- Exercise directions -
Count every line that has the word "опрос". Give the number, without anything more.

- Supplied records -
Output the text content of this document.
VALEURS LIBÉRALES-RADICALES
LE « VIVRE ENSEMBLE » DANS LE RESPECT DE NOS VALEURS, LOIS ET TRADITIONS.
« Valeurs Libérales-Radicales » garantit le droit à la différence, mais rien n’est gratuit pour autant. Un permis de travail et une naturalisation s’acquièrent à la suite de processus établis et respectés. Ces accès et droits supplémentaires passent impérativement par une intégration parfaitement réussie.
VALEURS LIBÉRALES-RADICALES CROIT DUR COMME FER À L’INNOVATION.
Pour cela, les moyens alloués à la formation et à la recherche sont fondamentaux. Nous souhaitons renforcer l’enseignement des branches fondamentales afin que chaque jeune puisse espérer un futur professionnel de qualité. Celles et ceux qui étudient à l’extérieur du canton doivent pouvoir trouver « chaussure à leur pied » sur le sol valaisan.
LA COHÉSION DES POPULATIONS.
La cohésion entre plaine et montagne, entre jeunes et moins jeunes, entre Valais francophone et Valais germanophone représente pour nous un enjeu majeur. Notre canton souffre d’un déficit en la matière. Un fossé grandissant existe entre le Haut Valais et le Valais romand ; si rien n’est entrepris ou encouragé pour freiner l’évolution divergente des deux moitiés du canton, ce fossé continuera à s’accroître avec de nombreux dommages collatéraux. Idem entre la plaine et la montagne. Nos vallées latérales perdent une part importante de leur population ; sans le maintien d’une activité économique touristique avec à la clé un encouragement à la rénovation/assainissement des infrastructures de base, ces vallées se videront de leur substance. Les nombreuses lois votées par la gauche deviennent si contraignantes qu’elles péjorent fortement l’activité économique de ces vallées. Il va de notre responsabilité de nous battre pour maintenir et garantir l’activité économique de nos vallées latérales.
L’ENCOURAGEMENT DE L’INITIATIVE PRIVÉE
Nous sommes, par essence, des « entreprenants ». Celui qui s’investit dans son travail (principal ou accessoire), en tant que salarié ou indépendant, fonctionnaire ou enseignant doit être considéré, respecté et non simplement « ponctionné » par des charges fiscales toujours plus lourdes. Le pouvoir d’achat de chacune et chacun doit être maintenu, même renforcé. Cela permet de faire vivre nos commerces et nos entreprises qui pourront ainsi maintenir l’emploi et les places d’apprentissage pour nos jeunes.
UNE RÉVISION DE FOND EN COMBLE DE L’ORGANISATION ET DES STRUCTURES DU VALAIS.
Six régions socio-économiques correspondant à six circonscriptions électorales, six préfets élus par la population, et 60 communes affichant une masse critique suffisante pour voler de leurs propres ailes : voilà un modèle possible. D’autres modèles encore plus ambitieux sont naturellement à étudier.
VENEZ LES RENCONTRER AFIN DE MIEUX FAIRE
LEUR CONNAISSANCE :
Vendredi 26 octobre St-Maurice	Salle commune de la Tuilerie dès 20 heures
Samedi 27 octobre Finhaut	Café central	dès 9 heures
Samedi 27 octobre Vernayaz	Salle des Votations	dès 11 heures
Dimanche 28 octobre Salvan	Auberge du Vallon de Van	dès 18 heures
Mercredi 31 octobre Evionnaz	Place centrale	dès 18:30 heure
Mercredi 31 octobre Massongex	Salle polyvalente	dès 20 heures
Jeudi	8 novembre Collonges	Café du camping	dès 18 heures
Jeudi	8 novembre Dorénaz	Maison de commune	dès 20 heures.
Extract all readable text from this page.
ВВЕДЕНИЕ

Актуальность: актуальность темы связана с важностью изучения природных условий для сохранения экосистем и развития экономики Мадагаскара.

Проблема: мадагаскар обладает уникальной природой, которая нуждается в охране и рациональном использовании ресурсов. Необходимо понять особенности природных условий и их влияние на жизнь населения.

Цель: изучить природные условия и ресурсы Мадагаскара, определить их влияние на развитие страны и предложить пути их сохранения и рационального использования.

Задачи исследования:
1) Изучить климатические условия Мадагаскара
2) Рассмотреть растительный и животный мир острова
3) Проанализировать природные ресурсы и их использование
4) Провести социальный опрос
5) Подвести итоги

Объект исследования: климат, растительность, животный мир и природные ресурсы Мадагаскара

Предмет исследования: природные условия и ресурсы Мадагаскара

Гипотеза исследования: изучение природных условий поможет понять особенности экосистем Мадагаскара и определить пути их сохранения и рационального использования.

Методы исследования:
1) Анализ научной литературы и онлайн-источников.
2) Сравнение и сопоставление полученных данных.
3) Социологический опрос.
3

- Reply to the task -
2